Problem details
In the entries below, identify every line with the string "ORLEANS" and copy it.

Extracted entries
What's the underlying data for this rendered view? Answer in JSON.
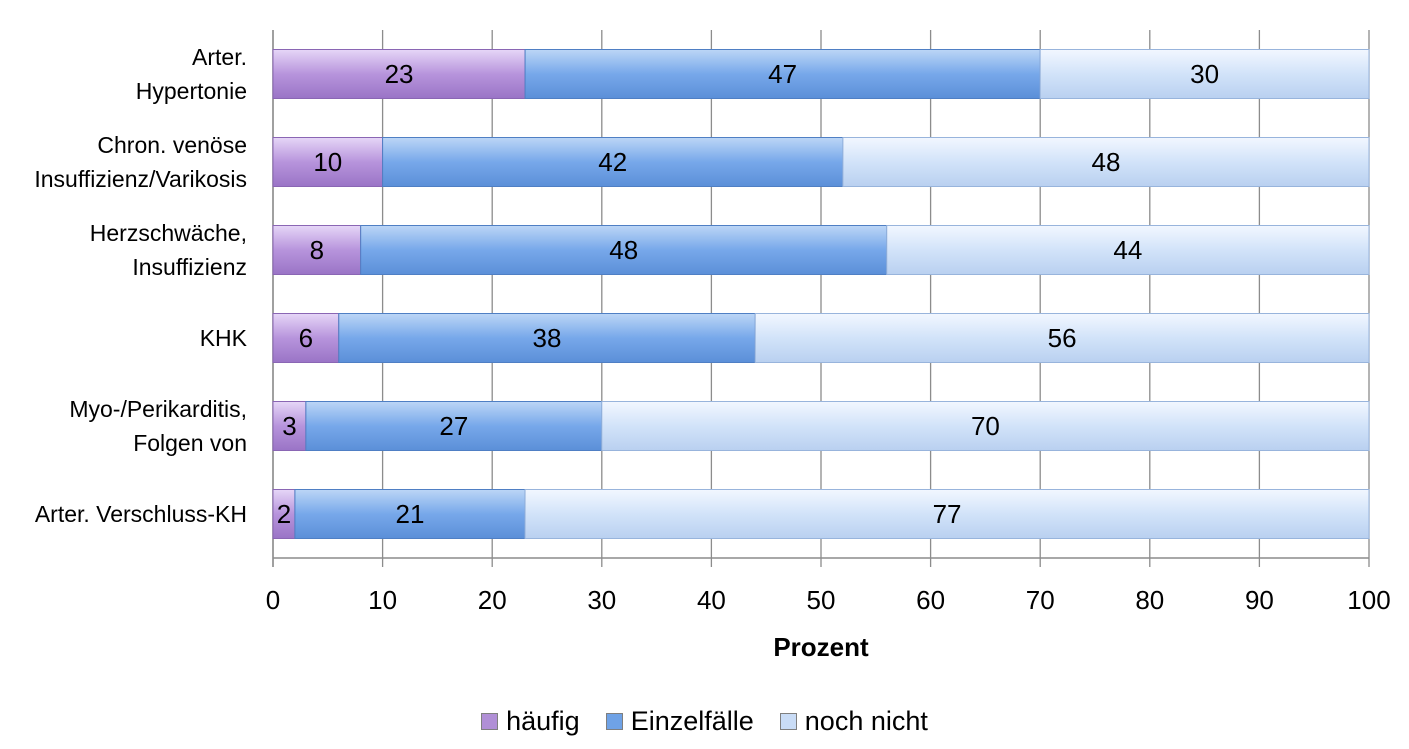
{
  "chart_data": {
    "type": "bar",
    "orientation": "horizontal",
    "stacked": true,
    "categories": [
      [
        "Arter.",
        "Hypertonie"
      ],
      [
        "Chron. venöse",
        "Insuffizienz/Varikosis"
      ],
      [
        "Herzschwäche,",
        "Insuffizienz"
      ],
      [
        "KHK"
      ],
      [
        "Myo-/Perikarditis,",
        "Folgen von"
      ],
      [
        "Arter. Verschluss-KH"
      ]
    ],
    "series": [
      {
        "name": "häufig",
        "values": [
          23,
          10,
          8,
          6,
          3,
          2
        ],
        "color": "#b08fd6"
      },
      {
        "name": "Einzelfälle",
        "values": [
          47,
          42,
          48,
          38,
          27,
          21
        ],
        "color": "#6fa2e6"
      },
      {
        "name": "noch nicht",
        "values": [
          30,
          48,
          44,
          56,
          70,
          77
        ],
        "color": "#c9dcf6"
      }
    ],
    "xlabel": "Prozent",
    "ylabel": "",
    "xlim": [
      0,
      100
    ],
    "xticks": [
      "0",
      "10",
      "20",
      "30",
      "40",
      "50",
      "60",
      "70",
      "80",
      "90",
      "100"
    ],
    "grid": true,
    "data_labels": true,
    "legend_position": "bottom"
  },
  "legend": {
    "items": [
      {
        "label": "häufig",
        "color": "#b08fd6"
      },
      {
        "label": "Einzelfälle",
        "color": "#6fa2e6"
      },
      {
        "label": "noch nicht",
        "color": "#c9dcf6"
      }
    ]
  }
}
--
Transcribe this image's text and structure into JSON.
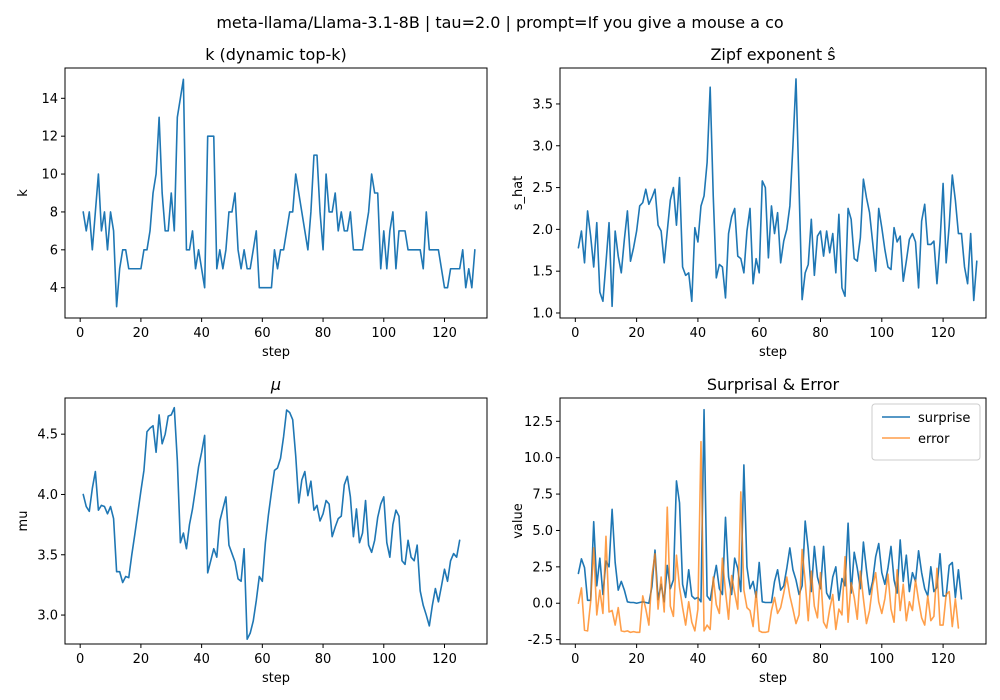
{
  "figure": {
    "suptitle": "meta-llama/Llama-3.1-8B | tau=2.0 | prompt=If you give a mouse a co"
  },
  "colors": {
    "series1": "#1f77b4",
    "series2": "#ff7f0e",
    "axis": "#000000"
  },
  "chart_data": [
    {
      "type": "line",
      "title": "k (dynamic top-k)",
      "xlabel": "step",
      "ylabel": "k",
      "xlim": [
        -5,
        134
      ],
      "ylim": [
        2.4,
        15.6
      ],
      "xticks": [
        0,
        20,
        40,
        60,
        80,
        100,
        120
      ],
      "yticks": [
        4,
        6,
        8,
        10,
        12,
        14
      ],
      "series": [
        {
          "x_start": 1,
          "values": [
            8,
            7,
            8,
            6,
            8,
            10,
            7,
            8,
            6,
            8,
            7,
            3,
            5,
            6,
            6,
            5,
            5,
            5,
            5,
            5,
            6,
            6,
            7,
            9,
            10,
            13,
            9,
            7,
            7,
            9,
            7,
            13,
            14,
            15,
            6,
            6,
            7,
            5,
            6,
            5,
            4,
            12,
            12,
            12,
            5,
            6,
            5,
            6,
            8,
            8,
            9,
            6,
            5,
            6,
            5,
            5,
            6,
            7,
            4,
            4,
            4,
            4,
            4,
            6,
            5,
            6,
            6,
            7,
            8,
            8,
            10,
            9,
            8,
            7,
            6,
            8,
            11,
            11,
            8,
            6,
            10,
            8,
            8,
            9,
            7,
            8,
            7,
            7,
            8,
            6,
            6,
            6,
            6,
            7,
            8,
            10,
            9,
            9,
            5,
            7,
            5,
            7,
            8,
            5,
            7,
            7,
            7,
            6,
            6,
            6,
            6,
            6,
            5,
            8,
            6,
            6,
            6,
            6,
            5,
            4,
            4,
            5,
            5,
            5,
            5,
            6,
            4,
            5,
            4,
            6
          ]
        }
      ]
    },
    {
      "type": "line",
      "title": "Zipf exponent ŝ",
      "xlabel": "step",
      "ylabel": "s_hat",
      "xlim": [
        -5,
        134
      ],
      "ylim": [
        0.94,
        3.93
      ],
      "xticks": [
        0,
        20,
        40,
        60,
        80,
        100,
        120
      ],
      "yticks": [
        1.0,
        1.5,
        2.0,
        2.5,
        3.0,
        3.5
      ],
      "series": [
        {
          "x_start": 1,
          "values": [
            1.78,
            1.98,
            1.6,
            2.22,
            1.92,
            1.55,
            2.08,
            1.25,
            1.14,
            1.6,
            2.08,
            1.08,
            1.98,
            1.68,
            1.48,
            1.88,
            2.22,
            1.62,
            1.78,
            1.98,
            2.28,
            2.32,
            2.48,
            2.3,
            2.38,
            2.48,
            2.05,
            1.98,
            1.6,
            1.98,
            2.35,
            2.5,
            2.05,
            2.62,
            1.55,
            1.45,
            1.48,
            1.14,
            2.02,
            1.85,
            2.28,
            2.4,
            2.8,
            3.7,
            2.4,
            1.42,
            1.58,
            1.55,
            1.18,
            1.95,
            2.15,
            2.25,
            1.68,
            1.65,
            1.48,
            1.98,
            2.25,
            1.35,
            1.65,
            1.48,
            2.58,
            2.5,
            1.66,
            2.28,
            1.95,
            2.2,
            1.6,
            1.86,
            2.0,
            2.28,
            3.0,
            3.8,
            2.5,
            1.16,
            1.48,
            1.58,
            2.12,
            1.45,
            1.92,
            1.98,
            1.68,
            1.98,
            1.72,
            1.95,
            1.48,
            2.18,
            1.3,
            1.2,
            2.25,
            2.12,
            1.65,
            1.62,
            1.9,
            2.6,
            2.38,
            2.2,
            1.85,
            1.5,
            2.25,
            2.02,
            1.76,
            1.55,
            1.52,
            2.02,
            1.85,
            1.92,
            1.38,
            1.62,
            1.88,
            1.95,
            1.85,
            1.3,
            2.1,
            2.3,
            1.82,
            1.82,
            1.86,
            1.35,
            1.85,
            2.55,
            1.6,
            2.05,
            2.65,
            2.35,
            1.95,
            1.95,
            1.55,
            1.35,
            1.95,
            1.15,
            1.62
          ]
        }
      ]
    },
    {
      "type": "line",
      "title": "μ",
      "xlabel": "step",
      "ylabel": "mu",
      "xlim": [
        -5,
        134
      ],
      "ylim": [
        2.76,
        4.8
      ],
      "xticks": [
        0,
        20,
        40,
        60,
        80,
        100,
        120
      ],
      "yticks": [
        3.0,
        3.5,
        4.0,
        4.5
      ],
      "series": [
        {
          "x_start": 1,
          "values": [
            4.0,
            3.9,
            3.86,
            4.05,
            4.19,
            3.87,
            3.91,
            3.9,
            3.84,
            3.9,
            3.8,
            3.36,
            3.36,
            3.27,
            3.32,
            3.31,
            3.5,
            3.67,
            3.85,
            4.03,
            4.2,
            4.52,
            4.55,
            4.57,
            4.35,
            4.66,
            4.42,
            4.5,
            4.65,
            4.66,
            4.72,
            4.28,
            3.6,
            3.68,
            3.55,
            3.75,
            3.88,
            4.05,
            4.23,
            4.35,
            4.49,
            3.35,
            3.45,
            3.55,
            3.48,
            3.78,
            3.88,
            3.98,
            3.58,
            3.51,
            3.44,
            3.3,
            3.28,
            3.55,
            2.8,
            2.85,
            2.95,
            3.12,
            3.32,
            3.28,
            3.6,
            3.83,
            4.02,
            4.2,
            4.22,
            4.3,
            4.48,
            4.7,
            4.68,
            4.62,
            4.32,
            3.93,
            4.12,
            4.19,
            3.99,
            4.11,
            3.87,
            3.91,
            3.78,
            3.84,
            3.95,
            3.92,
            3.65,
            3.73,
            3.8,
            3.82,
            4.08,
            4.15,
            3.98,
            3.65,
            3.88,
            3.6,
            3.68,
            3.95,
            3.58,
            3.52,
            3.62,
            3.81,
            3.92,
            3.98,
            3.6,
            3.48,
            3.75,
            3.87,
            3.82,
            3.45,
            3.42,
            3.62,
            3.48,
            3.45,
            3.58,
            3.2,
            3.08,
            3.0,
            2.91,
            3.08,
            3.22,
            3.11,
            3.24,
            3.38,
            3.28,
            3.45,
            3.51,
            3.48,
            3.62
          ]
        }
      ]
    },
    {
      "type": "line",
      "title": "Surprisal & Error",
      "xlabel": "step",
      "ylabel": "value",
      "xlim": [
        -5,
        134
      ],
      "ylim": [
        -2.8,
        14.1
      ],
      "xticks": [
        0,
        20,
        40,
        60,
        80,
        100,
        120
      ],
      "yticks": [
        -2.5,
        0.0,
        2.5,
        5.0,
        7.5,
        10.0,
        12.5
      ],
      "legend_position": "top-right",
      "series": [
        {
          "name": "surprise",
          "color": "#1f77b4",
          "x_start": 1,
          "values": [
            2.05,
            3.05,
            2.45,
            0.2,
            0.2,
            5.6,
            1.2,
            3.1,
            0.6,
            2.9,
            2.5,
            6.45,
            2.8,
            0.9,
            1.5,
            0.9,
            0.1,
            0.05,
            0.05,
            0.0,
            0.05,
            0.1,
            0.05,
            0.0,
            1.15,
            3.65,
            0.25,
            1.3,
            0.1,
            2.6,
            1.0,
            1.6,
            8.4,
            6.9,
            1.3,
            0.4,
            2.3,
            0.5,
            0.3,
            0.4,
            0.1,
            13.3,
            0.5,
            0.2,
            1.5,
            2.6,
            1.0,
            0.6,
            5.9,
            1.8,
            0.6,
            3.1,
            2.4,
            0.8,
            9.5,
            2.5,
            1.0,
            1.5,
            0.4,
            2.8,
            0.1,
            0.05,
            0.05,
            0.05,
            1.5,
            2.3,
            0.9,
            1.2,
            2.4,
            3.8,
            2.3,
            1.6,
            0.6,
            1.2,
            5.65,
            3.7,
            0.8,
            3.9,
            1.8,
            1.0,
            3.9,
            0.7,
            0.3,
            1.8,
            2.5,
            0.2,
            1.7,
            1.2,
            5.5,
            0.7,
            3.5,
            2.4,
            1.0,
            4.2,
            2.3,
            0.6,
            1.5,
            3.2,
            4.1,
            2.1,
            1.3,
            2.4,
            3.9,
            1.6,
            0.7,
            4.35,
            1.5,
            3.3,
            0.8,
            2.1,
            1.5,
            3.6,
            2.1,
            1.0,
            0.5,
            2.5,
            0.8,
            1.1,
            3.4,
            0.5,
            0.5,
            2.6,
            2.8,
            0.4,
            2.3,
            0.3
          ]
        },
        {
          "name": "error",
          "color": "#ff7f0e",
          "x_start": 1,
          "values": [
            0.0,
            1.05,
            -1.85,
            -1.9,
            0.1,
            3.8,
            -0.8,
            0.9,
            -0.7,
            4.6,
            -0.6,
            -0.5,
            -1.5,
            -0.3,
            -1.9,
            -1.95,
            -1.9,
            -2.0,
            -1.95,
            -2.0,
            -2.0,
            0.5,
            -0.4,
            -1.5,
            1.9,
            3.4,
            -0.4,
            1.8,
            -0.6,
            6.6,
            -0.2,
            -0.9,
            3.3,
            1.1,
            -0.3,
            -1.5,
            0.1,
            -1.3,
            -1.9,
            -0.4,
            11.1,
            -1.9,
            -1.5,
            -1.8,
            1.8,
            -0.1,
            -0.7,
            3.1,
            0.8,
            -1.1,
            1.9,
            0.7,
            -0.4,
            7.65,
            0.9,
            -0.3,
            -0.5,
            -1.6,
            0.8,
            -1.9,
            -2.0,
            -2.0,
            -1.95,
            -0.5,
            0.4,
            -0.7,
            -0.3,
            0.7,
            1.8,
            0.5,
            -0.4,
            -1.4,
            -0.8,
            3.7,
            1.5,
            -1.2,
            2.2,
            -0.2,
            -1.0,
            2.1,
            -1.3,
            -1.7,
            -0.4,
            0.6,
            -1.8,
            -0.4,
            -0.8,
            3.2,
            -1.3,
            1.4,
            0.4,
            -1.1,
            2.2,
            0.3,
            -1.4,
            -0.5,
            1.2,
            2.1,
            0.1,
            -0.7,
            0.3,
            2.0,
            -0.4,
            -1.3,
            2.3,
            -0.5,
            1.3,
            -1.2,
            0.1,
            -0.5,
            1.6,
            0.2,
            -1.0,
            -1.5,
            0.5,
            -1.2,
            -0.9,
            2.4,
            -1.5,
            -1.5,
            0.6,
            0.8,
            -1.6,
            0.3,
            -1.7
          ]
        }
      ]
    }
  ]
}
...
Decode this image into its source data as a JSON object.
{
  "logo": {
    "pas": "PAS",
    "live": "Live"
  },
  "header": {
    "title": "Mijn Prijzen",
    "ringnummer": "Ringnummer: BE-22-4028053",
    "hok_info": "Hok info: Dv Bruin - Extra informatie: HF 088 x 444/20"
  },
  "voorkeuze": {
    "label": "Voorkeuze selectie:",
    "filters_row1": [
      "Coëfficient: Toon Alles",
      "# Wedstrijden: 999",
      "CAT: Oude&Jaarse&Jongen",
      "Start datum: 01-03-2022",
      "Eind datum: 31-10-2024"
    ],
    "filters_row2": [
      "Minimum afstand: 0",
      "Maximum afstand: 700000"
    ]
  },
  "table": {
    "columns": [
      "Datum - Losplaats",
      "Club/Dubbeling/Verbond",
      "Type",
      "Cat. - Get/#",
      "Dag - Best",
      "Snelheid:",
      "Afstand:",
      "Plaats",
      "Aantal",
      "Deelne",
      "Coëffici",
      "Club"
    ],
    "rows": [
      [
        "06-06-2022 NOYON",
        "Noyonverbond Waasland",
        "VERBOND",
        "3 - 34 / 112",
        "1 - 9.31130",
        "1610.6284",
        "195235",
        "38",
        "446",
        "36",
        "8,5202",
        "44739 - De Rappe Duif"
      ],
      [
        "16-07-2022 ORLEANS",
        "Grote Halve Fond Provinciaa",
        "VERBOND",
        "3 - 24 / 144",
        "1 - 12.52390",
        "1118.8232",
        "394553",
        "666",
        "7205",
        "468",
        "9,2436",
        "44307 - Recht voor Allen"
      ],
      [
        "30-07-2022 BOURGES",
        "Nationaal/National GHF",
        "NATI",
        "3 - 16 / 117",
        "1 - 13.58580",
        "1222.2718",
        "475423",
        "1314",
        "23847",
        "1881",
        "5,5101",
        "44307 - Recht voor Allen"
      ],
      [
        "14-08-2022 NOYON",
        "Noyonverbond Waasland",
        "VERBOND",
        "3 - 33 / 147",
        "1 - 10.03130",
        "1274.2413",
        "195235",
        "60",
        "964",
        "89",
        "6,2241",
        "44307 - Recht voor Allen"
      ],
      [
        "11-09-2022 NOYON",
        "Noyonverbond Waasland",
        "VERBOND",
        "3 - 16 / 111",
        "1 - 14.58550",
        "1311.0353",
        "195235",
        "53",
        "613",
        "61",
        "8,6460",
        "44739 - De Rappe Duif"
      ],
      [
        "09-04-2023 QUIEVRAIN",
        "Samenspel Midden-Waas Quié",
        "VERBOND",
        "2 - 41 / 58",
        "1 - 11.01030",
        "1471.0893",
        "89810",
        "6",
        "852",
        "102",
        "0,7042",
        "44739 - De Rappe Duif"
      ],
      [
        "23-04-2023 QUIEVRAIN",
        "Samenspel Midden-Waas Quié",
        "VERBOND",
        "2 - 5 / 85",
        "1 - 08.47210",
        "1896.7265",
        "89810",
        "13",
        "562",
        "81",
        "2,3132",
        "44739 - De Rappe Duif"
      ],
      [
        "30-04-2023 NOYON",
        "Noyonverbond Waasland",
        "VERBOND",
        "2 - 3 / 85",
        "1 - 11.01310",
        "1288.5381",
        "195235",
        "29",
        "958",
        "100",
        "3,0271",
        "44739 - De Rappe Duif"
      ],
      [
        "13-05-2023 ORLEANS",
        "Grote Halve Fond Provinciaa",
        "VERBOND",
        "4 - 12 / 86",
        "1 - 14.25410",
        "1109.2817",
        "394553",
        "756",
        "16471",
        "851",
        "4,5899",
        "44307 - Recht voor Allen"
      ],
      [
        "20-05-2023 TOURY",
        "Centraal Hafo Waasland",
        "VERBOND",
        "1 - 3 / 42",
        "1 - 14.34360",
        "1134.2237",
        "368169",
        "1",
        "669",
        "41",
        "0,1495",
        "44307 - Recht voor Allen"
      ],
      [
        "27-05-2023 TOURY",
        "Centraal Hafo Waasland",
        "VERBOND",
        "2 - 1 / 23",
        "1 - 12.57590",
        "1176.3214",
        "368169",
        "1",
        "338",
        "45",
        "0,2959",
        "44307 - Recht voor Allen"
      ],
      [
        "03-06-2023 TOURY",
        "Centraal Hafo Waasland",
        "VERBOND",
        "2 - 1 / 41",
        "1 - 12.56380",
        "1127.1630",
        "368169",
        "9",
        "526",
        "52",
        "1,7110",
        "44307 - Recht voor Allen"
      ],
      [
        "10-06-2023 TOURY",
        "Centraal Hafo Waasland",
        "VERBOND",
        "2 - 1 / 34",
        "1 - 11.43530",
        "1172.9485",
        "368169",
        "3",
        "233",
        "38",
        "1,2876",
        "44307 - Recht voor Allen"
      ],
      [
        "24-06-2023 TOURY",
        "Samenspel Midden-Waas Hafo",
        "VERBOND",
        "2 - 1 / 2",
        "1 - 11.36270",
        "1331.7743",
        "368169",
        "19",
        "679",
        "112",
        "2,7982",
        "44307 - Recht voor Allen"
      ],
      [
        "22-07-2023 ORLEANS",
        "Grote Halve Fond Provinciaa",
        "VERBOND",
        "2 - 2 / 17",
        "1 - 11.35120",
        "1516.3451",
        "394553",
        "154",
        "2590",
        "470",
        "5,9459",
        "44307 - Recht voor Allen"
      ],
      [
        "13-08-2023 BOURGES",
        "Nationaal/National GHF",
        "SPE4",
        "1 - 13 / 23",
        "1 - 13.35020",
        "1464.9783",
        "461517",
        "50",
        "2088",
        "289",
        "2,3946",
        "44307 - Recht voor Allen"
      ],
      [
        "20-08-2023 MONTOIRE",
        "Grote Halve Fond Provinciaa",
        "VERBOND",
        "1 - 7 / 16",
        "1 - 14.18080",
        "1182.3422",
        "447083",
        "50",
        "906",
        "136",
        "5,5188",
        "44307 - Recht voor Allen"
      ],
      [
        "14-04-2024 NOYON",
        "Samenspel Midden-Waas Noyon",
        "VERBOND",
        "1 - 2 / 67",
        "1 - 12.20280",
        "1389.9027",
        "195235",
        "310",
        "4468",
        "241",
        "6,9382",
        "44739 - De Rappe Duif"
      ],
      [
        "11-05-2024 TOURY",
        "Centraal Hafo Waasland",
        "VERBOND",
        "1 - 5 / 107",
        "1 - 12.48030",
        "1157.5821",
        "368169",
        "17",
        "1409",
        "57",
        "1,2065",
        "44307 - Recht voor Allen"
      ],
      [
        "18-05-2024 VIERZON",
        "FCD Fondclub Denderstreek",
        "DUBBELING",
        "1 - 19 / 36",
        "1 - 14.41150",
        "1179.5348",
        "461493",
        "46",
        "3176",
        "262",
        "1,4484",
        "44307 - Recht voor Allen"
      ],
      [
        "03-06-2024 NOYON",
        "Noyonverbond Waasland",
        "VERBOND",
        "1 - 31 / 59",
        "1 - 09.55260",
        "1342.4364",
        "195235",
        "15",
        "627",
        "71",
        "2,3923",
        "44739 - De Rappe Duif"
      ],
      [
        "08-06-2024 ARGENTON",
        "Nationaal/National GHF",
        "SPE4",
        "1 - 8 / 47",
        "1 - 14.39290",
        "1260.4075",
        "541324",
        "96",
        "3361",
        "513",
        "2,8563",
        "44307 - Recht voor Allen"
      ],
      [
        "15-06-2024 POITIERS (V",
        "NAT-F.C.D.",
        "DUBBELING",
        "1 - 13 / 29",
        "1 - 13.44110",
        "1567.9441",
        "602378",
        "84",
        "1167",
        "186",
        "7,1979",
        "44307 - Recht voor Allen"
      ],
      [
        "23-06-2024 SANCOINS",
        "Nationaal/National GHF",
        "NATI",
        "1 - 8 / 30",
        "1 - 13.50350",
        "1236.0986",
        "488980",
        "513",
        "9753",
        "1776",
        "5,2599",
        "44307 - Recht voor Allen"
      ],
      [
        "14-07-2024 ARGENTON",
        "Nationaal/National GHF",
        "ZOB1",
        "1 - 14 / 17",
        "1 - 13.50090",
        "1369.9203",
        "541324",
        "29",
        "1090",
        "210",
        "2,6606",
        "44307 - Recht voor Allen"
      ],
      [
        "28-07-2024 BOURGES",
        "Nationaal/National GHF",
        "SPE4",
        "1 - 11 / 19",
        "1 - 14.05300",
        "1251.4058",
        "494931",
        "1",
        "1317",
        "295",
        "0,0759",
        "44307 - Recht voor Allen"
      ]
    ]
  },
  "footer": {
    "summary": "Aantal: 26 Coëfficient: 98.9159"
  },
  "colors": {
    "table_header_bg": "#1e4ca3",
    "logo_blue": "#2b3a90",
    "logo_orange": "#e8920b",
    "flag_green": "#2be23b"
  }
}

Complete answer
        "16-07-2022 ORLEANS",
        "13-05-2023 ORLEANS",
        "22-07-2023 ORLEANS",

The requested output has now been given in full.